What is needed: In full and without alteration, give the listing again.

- - -

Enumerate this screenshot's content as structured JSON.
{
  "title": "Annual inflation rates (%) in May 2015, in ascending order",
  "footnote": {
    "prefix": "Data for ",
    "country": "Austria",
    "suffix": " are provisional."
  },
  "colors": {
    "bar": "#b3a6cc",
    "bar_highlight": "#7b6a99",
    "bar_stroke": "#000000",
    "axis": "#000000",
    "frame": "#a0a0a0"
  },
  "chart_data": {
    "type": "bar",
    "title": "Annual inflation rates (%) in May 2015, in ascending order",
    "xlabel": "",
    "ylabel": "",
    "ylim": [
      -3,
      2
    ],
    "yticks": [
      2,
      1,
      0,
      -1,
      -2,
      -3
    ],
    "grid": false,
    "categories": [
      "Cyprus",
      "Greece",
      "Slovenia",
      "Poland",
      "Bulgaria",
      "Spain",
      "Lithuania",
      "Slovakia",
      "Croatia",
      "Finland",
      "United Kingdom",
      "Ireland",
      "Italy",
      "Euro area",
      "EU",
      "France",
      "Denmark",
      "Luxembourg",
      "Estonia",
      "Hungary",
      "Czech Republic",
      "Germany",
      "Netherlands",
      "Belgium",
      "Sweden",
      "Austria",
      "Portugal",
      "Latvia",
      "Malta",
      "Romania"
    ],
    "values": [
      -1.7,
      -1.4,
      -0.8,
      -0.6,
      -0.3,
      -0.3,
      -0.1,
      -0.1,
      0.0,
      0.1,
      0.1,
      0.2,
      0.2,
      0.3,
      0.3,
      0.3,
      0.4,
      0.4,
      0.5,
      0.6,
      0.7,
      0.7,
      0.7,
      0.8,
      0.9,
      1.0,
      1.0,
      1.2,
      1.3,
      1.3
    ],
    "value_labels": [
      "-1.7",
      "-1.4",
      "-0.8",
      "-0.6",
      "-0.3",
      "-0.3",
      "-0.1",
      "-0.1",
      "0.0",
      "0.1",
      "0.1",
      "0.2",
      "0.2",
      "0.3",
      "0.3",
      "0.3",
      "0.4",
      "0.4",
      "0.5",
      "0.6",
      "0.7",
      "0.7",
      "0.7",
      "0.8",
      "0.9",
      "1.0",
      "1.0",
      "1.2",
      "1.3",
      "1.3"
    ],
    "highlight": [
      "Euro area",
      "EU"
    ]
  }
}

- - -

Task solution:
Enumerate this screenshot's content as structured JSON.
{
  "title": "Annual inflation rates (%) in May 2015, in ascending order",
  "footnote": {
    "prefix": "Data for ",
    "country": "Austria",
    "suffix": " are provisional."
  },
  "colors": {
    "bar": "#b3a6cc",
    "bar_highlight": "#7b6a99",
    "bar_stroke": "#000000",
    "axis": "#000000",
    "frame": "#a0a0a0"
  },
  "chart_data": {
    "type": "bar",
    "title": "Annual inflation rates (%) in May 2015, in ascending order",
    "xlabel": "",
    "ylabel": "",
    "ylim": [
      -3,
      2
    ],
    "yticks": [
      2,
      1,
      0,
      -1,
      -2,
      -3
    ],
    "grid": false,
    "categories": [
      "Cyprus",
      "Greece",
      "Slovenia",
      "Poland",
      "Bulgaria",
      "Spain",
      "Lithuania",
      "Slovakia",
      "Croatia",
      "Finland",
      "United Kingdom",
      "Ireland",
      "Italy",
      "Euro area",
      "EU",
      "France",
      "Denmark",
      "Luxembourg",
      "Estonia",
      "Hungary",
      "Czech Republic",
      "Germany",
      "Netherlands",
      "Belgium",
      "Sweden",
      "Austria",
      "Portugal",
      "Latvia",
      "Malta",
      "Romania"
    ],
    "values": [
      -1.7,
      -1.4,
      -0.8,
      -0.6,
      -0.3,
      -0.3,
      -0.1,
      -0.1,
      0.0,
      0.1,
      0.1,
      0.2,
      0.2,
      0.3,
      0.3,
      0.3,
      0.4,
      0.4,
      0.5,
      0.6,
      0.7,
      0.7,
      0.7,
      0.8,
      0.9,
      1.0,
      1.0,
      1.2,
      1.3,
      1.3
    ],
    "value_labels": [
      "-1.7",
      "-1.4",
      "-0.8",
      "-0.6",
      "-0.3",
      "-0.3",
      "-0.1",
      "-0.1",
      "0.0",
      "0.1",
      "0.1",
      "0.2",
      "0.2",
      "0.3",
      "0.3",
      "0.3",
      "0.4",
      "0.4",
      "0.5",
      "0.6",
      "0.7",
      "0.7",
      "0.7",
      "0.8",
      "0.9",
      "1.0",
      "1.0",
      "1.2",
      "1.3",
      "1.3"
    ],
    "highlight": [
      "Euro area",
      "EU"
    ]
  }
}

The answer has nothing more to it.